GIVEN TASK
Omit every picture and write out the rest of the records exactly.

RECORDS FOR PROCESSING
▼
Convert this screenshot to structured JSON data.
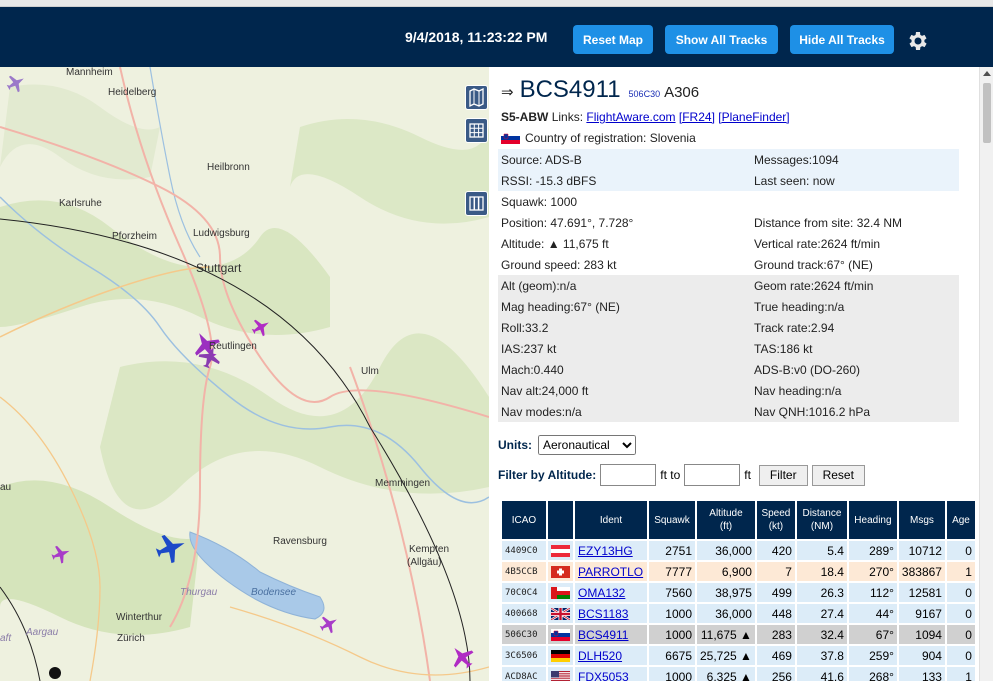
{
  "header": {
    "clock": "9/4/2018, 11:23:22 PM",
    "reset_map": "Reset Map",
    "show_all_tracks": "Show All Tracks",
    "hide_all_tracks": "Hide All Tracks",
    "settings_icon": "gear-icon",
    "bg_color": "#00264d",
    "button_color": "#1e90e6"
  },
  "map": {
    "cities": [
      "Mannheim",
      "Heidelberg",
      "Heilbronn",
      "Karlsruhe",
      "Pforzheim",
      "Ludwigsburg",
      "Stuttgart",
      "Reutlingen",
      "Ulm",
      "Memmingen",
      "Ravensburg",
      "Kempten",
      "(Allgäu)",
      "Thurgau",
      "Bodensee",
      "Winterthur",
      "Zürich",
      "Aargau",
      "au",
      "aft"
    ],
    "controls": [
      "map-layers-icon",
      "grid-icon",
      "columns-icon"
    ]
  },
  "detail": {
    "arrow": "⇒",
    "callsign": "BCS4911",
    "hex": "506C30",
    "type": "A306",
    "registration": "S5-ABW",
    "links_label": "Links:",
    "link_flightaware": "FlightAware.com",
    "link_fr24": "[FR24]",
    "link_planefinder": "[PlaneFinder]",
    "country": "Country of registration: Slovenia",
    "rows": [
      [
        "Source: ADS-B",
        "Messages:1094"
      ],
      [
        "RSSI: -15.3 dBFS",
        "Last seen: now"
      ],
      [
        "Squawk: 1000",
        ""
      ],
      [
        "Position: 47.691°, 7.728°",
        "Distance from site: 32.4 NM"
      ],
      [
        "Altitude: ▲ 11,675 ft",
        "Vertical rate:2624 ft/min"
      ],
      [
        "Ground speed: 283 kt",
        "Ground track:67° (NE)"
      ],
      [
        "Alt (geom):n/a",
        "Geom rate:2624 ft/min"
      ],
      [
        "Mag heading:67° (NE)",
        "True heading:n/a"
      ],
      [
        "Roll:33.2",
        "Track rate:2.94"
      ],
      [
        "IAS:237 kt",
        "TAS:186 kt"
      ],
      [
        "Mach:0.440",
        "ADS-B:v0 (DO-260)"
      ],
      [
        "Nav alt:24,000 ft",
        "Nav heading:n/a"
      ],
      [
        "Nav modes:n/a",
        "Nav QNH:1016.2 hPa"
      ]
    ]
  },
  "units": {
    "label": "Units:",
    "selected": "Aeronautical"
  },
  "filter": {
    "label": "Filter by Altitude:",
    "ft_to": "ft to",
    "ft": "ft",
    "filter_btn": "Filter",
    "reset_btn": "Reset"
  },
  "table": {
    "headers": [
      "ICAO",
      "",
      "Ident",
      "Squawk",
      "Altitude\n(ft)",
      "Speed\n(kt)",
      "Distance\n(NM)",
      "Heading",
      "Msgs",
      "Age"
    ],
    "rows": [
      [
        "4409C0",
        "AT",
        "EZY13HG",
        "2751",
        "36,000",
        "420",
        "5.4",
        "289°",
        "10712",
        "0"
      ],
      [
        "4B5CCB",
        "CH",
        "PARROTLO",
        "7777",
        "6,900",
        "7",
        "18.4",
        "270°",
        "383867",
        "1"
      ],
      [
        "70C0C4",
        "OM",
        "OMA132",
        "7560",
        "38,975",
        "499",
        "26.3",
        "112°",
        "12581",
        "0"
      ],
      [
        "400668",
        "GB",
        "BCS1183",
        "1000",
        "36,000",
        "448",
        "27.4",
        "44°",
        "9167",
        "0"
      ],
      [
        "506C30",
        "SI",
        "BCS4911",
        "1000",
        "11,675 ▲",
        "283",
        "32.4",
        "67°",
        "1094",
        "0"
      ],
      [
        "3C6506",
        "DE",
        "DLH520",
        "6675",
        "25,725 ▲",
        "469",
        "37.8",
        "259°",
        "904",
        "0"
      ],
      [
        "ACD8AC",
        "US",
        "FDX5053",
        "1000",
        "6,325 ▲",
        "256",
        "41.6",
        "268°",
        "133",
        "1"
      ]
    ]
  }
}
▲
ANSWER TO THE PROBLEM
Convert this screenshot to structured JSON data.
{
  "header": {
    "clock": "9/4/2018, 11:23:22 PM",
    "reset_map": "Reset Map",
    "show_all_tracks": "Show All Tracks",
    "hide_all_tracks": "Hide All Tracks",
    "settings_icon": "gear-icon",
    "bg_color": "#00264d",
    "button_color": "#1e90e6"
  },
  "map": {
    "cities": [
      "Mannheim",
      "Heidelberg",
      "Heilbronn",
      "Karlsruhe",
      "Pforzheim",
      "Ludwigsburg",
      "Stuttgart",
      "Reutlingen",
      "Ulm",
      "Memmingen",
      "Ravensburg",
      "Kempten",
      "(Allgäu)",
      "Thurgau",
      "Bodensee",
      "Winterthur",
      "Zürich",
      "Aargau",
      "au",
      "aft"
    ],
    "controls": [
      "map-layers-icon",
      "grid-icon",
      "columns-icon"
    ]
  },
  "detail": {
    "arrow": "⇒",
    "callsign": "BCS4911",
    "hex": "506C30",
    "type": "A306",
    "registration": "S5-ABW",
    "links_label": "Links:",
    "link_flightaware": "FlightAware.com",
    "link_fr24": "[FR24]",
    "link_planefinder": "[PlaneFinder]",
    "country": "Country of registration: Slovenia",
    "rows": [
      [
        "Source: ADS-B",
        "Messages:1094"
      ],
      [
        "RSSI: -15.3 dBFS",
        "Last seen: now"
      ],
      [
        "Squawk: 1000",
        ""
      ],
      [
        "Position: 47.691°, 7.728°",
        "Distance from site: 32.4 NM"
      ],
      [
        "Altitude: ▲ 11,675 ft",
        "Vertical rate:2624 ft/min"
      ],
      [
        "Ground speed: 283 kt",
        "Ground track:67° (NE)"
      ],
      [
        "Alt (geom):n/a",
        "Geom rate:2624 ft/min"
      ],
      [
        "Mag heading:67° (NE)",
        "True heading:n/a"
      ],
      [
        "Roll:33.2",
        "Track rate:2.94"
      ],
      [
        "IAS:237 kt",
        "TAS:186 kt"
      ],
      [
        "Mach:0.440",
        "ADS-B:v0 (DO-260)"
      ],
      [
        "Nav alt:24,000 ft",
        "Nav heading:n/a"
      ],
      [
        "Nav modes:n/a",
        "Nav QNH:1016.2 hPa"
      ]
    ]
  },
  "units": {
    "label": "Units:",
    "selected": "Aeronautical"
  },
  "filter": {
    "label": "Filter by Altitude:",
    "ft_to": "ft to",
    "ft": "ft",
    "filter_btn": "Filter",
    "reset_btn": "Reset"
  },
  "table": {
    "headers": [
      "ICAO",
      "",
      "Ident",
      "Squawk",
      "Altitude\n(ft)",
      "Speed\n(kt)",
      "Distance\n(NM)",
      "Heading",
      "Msgs",
      "Age"
    ],
    "rows": [
      [
        "4409C0",
        "AT",
        "EZY13HG",
        "2751",
        "36,000",
        "420",
        "5.4",
        "289°",
        "10712",
        "0"
      ],
      [
        "4B5CCB",
        "CH",
        "PARROTLO",
        "7777",
        "6,900",
        "7",
        "18.4",
        "270°",
        "383867",
        "1"
      ],
      [
        "70C0C4",
        "OM",
        "OMA132",
        "7560",
        "38,975",
        "499",
        "26.3",
        "112°",
        "12581",
        "0"
      ],
      [
        "400668",
        "GB",
        "BCS1183",
        "1000",
        "36,000",
        "448",
        "27.4",
        "44°",
        "9167",
        "0"
      ],
      [
        "506C30",
        "SI",
        "BCS4911",
        "1000",
        "11,675 ▲",
        "283",
        "32.4",
        "67°",
        "1094",
        "0"
      ],
      [
        "3C6506",
        "DE",
        "DLH520",
        "6675",
        "25,725 ▲",
        "469",
        "37.8",
        "259°",
        "904",
        "0"
      ],
      [
        "ACD8AC",
        "US",
        "FDX5053",
        "1000",
        "6,325 ▲",
        "256",
        "41.6",
        "268°",
        "133",
        "1"
      ]
    ]
  }
}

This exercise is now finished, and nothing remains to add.